■ Bagian Teks

====================

Kedua, kematangan beragama bukan berarti sama dengan kematangan fisik seseorang. Semua itu diperoleh melalui proses panjang yang sangat melelahkan dan membutuhkan kedewasaan, sehingga membentuk keyakinan yang kuat dalam mencapai kematangan. Ketiga, adaya ketergantungan pada satu konsep keagamaan, dan kematagan beragama boleh saja kita pahami dalam berbagai pandangan, karena masing-masing memiliki alasan yang benar dan bisa dipertanggung jawabkan.
Ada dua pandangan yang sangat relevan dengan pemahaman kematangan beragama.
Pertama, dari sudut pandangan individu
Memahami sebagai esensi yang paling tinggi dari perkembangan kedewasaan bergama, walaupun hal itu dalam aspek individu kurang berarti dan berbeda dari yang lain. Dengan kata lain, sudut pandang yang pertama adalah sangat signifikan bagi kematangan beragama.
Kedua, dari sudut pandang universal
Dimana kita dapat berpikir bahwa konsep ideal itu, menunjukkan bahwa perkembangan keagamaan dapat kita ukur dan dikomparasiakan dengan pandangan yang lain.
Pemahaman kematangan bergama selalui terkait dengan spirit keagamaan seseorang dalam mencapai pengalaman dan kesadaran beragama. Kematangan beragama bertujuan guna mencapai sebuah penilaian-spiritual dalam kaitannya dengan nilai total dan makna positif.
Kematangan beragama adalah dipertimbangkan oleh nilai kritik, kreativitas, otonomisasi. Dalam artian, kapasitas kedewasaan atau kematangan dapat kita identifikasi melalui refleksi dan kepercayaan diri yang bisa ditemukan dalam ekspresi kehidupan beragama kita.
Konsep Kematangan Beragama Menurut Allport
Menurutnya, kematangan beragama adalah sebuah karakter utama yang dilandasi oleh tiga faktor, yakni, kemampuan untuk memahami sifat kepribadian seseorang, melalui objektivikasi diri atau mampu memahami filsafat kehidupan.
Dalam konteks ini, konsep kematangan beragama menurut Allport adalah sebagai berikut:  
Pertama, sentimen kematangan beragama pertama kali adalah dibedakan hal-hal yang baik atau kritik terhadap dirinya sendiri. Dengan kata lain, orang mulai sadar bahwa bertahan ketika agama dikritik.
Kedua, Allport menemukan bahwa kematangan beragama terkait dengan tekanan emosi yang sangat kuat. Konsep ini dikembangkan melalui ”functional autonomy” sebagai motivasi karakter.
Ketiga, kematangan beragama adalah konsistensi dari konskwensi moral. Dalam konteks ini, perkembangan logika dipengaruhi oleh motivasi agama yang memiliki kekuatan terhadap perilaku seseorang.

====================

■ Data Latihan Ini
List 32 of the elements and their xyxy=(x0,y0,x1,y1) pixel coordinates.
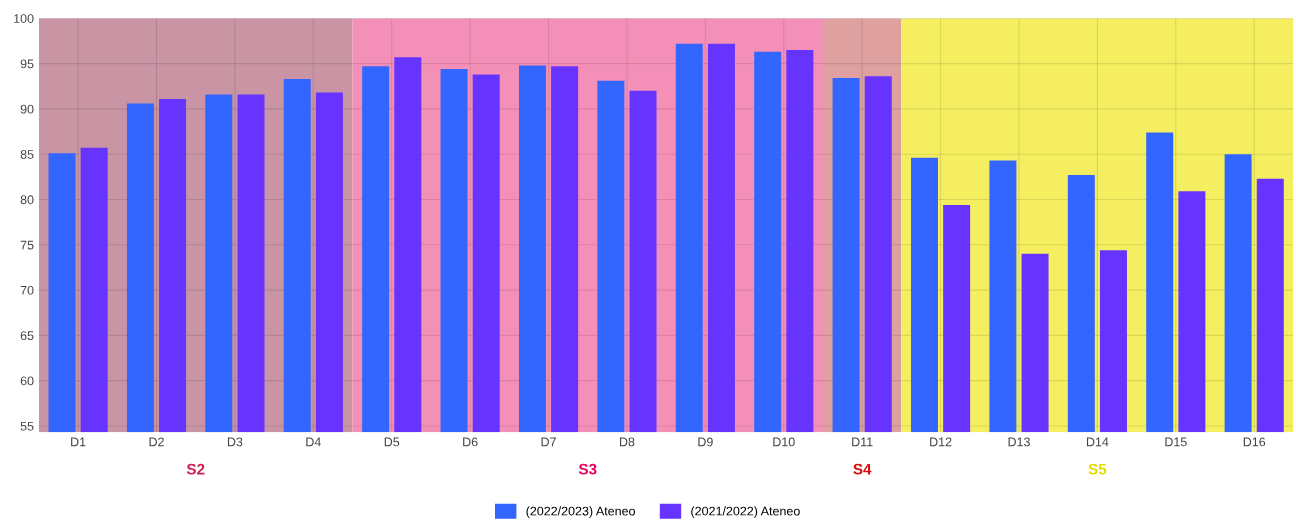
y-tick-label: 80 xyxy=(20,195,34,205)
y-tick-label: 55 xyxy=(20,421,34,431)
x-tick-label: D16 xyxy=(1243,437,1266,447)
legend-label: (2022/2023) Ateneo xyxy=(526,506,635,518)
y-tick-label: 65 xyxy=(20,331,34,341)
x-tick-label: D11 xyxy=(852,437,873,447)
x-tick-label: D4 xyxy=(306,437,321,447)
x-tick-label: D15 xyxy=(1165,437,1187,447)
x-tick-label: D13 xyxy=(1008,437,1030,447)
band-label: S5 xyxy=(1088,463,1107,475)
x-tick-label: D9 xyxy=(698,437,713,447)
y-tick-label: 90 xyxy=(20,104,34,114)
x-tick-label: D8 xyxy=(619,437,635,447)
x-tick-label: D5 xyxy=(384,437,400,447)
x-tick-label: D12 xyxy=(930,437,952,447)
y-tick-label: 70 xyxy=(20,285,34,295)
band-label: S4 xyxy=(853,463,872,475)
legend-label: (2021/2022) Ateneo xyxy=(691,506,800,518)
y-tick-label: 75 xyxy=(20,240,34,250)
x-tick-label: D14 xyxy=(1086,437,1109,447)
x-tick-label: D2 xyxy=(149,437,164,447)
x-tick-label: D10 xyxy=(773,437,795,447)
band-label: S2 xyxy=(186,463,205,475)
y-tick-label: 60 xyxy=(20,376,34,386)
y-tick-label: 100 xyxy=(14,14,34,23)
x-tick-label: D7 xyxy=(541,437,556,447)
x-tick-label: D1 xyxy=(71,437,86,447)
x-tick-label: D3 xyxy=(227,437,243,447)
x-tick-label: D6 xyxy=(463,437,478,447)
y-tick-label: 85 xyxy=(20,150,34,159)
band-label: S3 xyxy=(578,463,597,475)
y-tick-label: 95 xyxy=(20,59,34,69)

====================

■ Langkah Kerja
1: Jawab pertanyaan berikut berdasarkan teks tentang kematangan beragama:
(a) Berapa pandangan yang disebut sangat relevan dengan pemahaman kematangan beragama?
(b) Melalui konsep apa, menurut Allport, kematangan beragama dikembangkan sebagai motivasi karakter?
(c) Oleh nilai apa saja kematangan beragama dipertimbangkan?
2: Tukar "y-tick-label" dengan "label-sumbu-y" pada bagian daftar yang diawali baris berisi "y-tick-label: 80 xyxy=(20,195,34,205)" dan diakhiri baris berisi "x-tick-label: D11 xyxy=(852,437,873,447)". Tuliskan ulang hanya baris-baris tersebut, selebihnya tanpa perubahan.
Teks dan daftar di atas diambil dari sumber yang berbeda.

■ Hasil Berurutan
1:
(a) Dua pandangan, yaitu dari sudut pandang individu dan dari sudut pandang universal.
(b) Melalui "functional autonomy".
(c) Oleh nilai kritik, kreativitas, dan otonomisasi.

2:
label-sumbu-y: 80 xyxy=(20,195,34,205)
label-sumbu-y: 55 xyxy=(20,421,34,431)
x-tick-label: D16 xyxy=(1243,437,1266,447)
legend-label: (2022/2023) Ateneo xyxy=(526,506,635,518)
label-sumbu-y: 65 xyxy=(20,331,34,341)
x-tick-label: D11 xyxy=(852,437,873,447)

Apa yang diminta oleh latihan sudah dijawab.